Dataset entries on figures
● ● ● ●

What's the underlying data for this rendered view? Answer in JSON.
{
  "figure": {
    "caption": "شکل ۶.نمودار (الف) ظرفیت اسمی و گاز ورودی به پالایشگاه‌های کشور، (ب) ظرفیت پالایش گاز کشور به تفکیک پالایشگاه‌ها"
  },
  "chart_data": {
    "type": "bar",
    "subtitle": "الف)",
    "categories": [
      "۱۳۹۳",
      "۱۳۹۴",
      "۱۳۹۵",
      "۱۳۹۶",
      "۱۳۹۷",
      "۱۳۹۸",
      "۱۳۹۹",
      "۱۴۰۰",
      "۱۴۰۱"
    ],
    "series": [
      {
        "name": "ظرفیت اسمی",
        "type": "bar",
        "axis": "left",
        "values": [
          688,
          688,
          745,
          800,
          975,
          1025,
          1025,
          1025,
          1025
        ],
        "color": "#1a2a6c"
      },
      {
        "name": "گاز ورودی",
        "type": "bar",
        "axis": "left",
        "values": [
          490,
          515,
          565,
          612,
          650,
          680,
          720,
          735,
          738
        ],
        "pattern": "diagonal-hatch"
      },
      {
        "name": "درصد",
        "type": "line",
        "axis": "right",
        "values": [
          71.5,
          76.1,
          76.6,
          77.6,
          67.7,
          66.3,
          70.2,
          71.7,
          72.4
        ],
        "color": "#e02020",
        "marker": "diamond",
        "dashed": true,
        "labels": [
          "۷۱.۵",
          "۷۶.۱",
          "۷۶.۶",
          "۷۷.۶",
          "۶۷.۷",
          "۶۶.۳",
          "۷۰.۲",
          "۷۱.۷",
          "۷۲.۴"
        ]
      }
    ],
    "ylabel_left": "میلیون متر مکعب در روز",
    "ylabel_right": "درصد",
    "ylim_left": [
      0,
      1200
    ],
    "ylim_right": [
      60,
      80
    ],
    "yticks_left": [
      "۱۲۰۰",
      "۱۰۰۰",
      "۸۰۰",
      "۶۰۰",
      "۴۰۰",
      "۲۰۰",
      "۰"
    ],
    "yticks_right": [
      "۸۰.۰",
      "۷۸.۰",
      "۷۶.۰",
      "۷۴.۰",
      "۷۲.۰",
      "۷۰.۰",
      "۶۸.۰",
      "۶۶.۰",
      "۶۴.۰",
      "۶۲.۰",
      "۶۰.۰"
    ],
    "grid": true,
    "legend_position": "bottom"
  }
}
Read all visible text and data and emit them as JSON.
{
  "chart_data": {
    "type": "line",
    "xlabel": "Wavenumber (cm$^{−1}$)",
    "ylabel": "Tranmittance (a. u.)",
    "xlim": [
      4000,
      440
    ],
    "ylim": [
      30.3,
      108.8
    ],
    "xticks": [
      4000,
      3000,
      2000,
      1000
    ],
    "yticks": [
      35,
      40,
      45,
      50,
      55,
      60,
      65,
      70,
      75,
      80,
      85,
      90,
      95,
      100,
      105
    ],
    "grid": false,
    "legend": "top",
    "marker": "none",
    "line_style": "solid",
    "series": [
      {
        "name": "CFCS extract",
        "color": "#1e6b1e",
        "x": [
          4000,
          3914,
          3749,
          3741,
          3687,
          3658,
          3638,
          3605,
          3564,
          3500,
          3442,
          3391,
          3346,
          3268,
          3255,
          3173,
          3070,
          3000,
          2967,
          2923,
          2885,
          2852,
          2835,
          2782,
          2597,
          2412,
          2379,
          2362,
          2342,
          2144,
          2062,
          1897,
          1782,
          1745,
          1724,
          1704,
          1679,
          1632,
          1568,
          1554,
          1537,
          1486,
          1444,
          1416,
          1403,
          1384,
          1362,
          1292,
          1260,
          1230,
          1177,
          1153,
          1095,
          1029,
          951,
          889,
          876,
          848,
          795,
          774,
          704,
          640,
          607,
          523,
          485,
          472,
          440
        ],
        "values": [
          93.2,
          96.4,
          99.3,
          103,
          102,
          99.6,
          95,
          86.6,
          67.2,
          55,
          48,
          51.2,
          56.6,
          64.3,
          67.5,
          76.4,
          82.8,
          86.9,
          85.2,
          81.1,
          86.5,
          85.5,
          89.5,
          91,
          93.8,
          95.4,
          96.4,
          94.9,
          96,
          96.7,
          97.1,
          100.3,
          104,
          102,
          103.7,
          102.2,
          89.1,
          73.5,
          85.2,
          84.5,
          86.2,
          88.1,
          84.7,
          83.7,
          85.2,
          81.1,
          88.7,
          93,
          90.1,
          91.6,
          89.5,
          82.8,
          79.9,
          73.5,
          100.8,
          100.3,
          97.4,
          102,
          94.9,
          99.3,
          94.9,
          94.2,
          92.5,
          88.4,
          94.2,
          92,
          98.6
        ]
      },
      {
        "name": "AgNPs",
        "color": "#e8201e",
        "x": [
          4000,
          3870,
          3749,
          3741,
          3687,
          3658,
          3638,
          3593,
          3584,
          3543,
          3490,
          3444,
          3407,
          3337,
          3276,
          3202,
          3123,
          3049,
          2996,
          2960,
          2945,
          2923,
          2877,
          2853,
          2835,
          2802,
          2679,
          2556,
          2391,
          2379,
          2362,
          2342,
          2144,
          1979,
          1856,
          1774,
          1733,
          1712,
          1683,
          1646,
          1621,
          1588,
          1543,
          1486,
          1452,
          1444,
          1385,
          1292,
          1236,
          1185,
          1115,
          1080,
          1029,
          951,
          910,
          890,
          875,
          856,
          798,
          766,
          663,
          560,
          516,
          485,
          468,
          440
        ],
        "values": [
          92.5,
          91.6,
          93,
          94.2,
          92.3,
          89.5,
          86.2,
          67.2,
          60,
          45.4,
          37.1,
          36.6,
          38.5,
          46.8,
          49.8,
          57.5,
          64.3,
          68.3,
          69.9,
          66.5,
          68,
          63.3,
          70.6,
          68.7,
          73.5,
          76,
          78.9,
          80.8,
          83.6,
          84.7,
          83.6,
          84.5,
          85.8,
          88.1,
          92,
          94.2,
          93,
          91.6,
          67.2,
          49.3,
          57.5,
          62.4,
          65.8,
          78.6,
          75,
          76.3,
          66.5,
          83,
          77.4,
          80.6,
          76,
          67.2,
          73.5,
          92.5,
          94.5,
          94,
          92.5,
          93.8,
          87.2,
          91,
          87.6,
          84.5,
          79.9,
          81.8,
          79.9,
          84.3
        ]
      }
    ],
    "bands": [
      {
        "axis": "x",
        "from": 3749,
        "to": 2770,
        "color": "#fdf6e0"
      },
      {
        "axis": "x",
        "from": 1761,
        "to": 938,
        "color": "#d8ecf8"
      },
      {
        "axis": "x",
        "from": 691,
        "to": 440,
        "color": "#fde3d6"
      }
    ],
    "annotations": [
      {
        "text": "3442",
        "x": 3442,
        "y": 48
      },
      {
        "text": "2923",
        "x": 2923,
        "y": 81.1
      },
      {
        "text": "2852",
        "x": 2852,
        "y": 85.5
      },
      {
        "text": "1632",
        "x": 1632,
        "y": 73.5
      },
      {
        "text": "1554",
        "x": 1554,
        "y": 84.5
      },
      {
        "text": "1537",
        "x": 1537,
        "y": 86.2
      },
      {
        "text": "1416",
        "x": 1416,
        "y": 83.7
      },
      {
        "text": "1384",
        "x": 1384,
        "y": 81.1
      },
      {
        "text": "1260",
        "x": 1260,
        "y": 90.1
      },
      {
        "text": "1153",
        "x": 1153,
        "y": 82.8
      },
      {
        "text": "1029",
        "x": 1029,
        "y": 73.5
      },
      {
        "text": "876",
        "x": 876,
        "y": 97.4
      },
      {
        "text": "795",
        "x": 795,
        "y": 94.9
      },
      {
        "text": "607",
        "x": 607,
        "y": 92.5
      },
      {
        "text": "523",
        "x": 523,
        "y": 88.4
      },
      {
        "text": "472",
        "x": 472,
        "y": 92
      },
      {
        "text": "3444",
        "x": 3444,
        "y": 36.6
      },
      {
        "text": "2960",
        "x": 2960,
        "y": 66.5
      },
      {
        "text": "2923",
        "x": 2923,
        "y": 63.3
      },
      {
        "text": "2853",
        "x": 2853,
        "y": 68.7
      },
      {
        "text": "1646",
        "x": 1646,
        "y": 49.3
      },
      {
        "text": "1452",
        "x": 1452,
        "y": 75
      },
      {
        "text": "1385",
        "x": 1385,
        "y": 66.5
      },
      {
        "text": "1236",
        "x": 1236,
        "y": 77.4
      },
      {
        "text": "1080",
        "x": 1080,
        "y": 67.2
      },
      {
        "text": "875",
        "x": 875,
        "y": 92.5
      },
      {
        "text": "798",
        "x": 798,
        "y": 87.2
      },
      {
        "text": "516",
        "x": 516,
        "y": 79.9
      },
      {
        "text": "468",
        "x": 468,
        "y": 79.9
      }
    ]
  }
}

● ● ● ●

▶ Task statement:
Search the data above for the string "اسمی" and copy each line that has it.

▶ The result:
    "caption": "شکل ۶.نمودار (الف) ظرفیت اسمی و گاز ورودی به پالایشگاه‌های کشور، (ب) ظرفیت پالایش گاز کشور به تفکیک پالایشگاه‌ها"
        "name": "ظرفیت اسمی",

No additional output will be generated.